WHAT TO PRODUCE -
Provide the data again in its entirety, exactly as given.

TASK INPUT -

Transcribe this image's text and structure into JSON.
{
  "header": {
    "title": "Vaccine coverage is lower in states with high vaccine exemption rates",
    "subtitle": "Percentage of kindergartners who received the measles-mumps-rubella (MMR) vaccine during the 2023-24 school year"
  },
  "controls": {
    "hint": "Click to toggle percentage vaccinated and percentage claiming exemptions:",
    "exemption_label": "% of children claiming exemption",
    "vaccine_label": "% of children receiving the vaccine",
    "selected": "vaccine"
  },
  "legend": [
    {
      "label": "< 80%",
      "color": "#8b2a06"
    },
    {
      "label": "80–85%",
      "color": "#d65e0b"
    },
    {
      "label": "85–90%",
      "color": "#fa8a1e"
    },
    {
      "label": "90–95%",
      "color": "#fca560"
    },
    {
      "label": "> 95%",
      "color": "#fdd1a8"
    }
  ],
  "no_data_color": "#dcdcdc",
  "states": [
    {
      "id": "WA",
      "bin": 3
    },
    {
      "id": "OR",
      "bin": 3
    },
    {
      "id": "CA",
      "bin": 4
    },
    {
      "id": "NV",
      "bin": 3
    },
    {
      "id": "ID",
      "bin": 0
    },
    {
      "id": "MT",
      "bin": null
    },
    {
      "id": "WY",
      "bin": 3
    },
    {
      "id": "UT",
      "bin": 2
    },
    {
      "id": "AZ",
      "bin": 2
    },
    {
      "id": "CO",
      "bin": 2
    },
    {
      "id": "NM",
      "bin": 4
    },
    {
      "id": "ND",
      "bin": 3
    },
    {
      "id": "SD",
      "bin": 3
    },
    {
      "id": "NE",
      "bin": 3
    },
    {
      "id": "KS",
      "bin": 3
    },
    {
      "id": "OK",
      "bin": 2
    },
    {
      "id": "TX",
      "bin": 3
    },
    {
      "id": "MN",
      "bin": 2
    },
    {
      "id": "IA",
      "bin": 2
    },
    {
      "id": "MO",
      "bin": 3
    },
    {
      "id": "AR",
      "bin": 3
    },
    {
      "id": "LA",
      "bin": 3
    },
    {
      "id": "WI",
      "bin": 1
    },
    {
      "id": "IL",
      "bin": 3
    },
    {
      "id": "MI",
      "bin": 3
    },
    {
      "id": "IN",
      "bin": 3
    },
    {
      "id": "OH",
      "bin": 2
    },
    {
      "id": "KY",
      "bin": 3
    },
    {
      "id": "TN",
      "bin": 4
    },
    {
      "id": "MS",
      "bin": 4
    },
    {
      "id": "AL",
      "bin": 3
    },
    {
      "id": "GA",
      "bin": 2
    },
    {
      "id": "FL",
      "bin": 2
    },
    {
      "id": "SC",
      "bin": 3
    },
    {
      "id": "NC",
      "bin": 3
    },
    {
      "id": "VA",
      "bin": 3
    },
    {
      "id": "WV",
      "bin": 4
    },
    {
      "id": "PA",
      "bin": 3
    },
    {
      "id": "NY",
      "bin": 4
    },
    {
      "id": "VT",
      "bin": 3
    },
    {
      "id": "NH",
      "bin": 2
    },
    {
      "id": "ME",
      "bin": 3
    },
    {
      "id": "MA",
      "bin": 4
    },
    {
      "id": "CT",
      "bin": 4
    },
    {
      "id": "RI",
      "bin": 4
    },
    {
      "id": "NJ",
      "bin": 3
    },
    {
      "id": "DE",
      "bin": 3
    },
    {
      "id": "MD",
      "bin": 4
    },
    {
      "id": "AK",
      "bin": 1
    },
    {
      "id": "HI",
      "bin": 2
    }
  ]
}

RESULT FOR THIS EXERCISE -
Transcribe this image's text and structure into JSON.
{
  "header": {
    "title": "Vaccine coverage is lower in states with high vaccine exemption rates",
    "subtitle": "Percentage of kindergartners who received the measles-mumps-rubella (MMR) vaccine during the 2023-24 school year"
  },
  "controls": {
    "hint": "Click to toggle percentage vaccinated and percentage claiming exemptions:",
    "exemption_label": "% of children claiming exemption",
    "vaccine_label": "% of children receiving the vaccine",
    "selected": "vaccine"
  },
  "legend": [
    {
      "label": "< 80%",
      "color": "#8b2a06"
    },
    {
      "label": "80–85%",
      "color": "#d65e0b"
    },
    {
      "label": "85–90%",
      "color": "#fa8a1e"
    },
    {
      "label": "90–95%",
      "color": "#fca560"
    },
    {
      "label": "> 95%",
      "color": "#fdd1a8"
    }
  ],
  "no_data_color": "#dcdcdc",
  "states": [
    {
      "id": "WA",
      "bin": 3
    },
    {
      "id": "OR",
      "bin": 3
    },
    {
      "id": "CA",
      "bin": 4
    },
    {
      "id": "NV",
      "bin": 3
    },
    {
      "id": "ID",
      "bin": 0
    },
    {
      "id": "MT",
      "bin": null
    },
    {
      "id": "WY",
      "bin": 3
    },
    {
      "id": "UT",
      "bin": 2
    },
    {
      "id": "AZ",
      "bin": 2
    },
    {
      "id": "CO",
      "bin": 2
    },
    {
      "id": "NM",
      "bin": 4
    },
    {
      "id": "ND",
      "bin": 3
    },
    {
      "id": "SD",
      "bin": 3
    },
    {
      "id": "NE",
      "bin": 3
    },
    {
      "id": "KS",
      "bin": 3
    },
    {
      "id": "OK",
      "bin": 2
    },
    {
      "id": "TX",
      "bin": 3
    },
    {
      "id": "MN",
      "bin": 2
    },
    {
      "id": "IA",
      "bin": 2
    },
    {
      "id": "MO",
      "bin": 3
    },
    {
      "id": "AR",
      "bin": 3
    },
    {
      "id": "LA",
      "bin": 3
    },
    {
      "id": "WI",
      "bin": 1
    },
    {
      "id": "IL",
      "bin": 3
    },
    {
      "id": "MI",
      "bin": 3
    },
    {
      "id": "IN",
      "bin": 3
    },
    {
      "id": "OH",
      "bin": 2
    },
    {
      "id": "KY",
      "bin": 3
    },
    {
      "id": "TN",
      "bin": 4
    },
    {
      "id": "MS",
      "bin": 4
    },
    {
      "id": "AL",
      "bin": 3
    },
    {
      "id": "GA",
      "bin": 2
    },
    {
      "id": "FL",
      "bin": 2
    },
    {
      "id": "SC",
      "bin": 3
    },
    {
      "id": "NC",
      "bin": 3
    },
    {
      "id": "VA",
      "bin": 3
    },
    {
      "id": "WV",
      "bin": 4
    },
    {
      "id": "PA",
      "bin": 3
    },
    {
      "id": "NY",
      "bin": 4
    },
    {
      "id": "VT",
      "bin": 3
    },
    {
      "id": "NH",
      "bin": 2
    },
    {
      "id": "ME",
      "bin": 3
    },
    {
      "id": "MA",
      "bin": 4
    },
    {
      "id": "CT",
      "bin": 4
    },
    {
      "id": "RI",
      "bin": 4
    },
    {
      "id": "NJ",
      "bin": 3
    },
    {
      "id": "DE",
      "bin": 3
    },
    {
      "id": "MD",
      "bin": 4
    },
    {
      "id": "AK",
      "bin": 1
    },
    {
      "id": "HI",
      "bin": 2
    }
  ]
}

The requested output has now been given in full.